■ The input
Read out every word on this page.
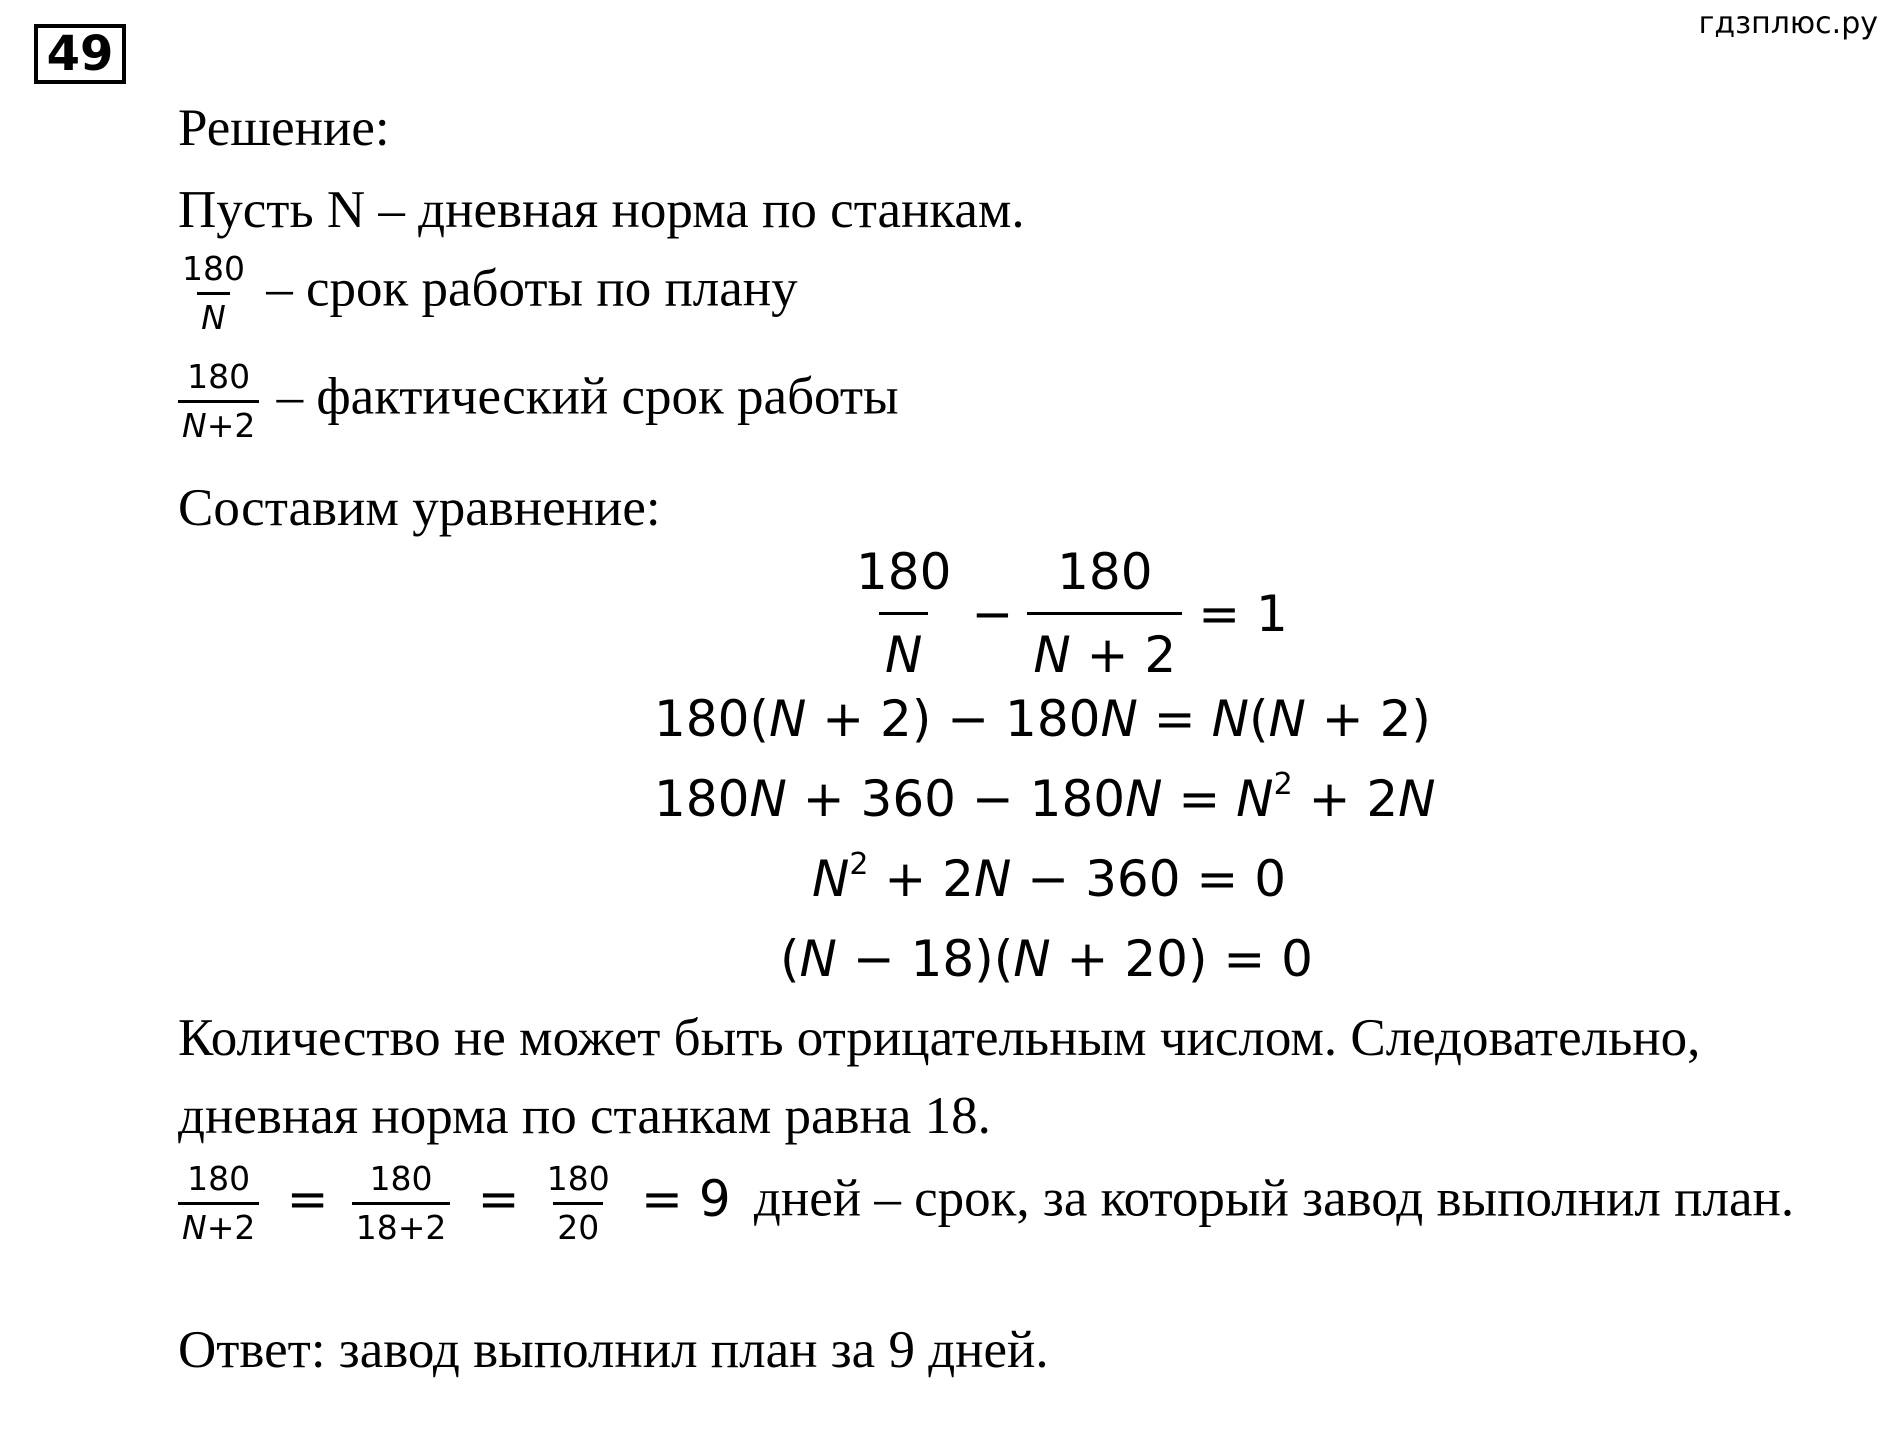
49
гдзплюс.ру
Решение:
Пусть N – дневная норма по станкам.
$\frac{180}{N}$ – срок работы по плану
$\frac{180}{N+2}$ – фактический срок работы
Составим уравнение:
$\frac{180}{N} - \frac{180}{N + 2} = 1$
180(N + 2) − 180N = N(N + 2)
$180N + 360 - 180N = N^2 + 2N$
$N^2 + 2N - 360 = 0$
(N − 18)(N + 20) = 0
Количество не может быть отрицательным числом. Следовательно,
дневная норма по станкам равна 18.
$\frac{180}{N+2} = \frac{180}{18+2} = \frac{180}{20} = 9$ дней – срок, за который завод выполнил план.
Ответ: завод выполнил план за 9 дней.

■ What the task asks
Omit pictures; set down the rest of the material word for word.

■ Task result
Read out every word on this page.
49
гдзплюс.ру
Решение:
Пусть N – дневная норма по станкам.
$\frac{180}{N}$ – срок работы по плану
$\frac{180}{N+2}$ – фактический срок работы
Составим уравнение:
$\frac{180}{N} - \frac{180}{N + 2} = 1$
180(N + 2) − 180N = N(N + 2)
$180N + 360 - 180N = N^2 + 2N$
$N^2 + 2N - 360 = 0$
(N − 18)(N + 20) = 0
Количество не может быть отрицательным числом. Следовательно,
дневная норма по станкам равна 18.
$\frac{180}{N+2} = \frac{180}{18+2} = \frac{180}{20} = 9$ дней – срок, за который завод выполнил план.
Ответ: завод выполнил план за 9 дней.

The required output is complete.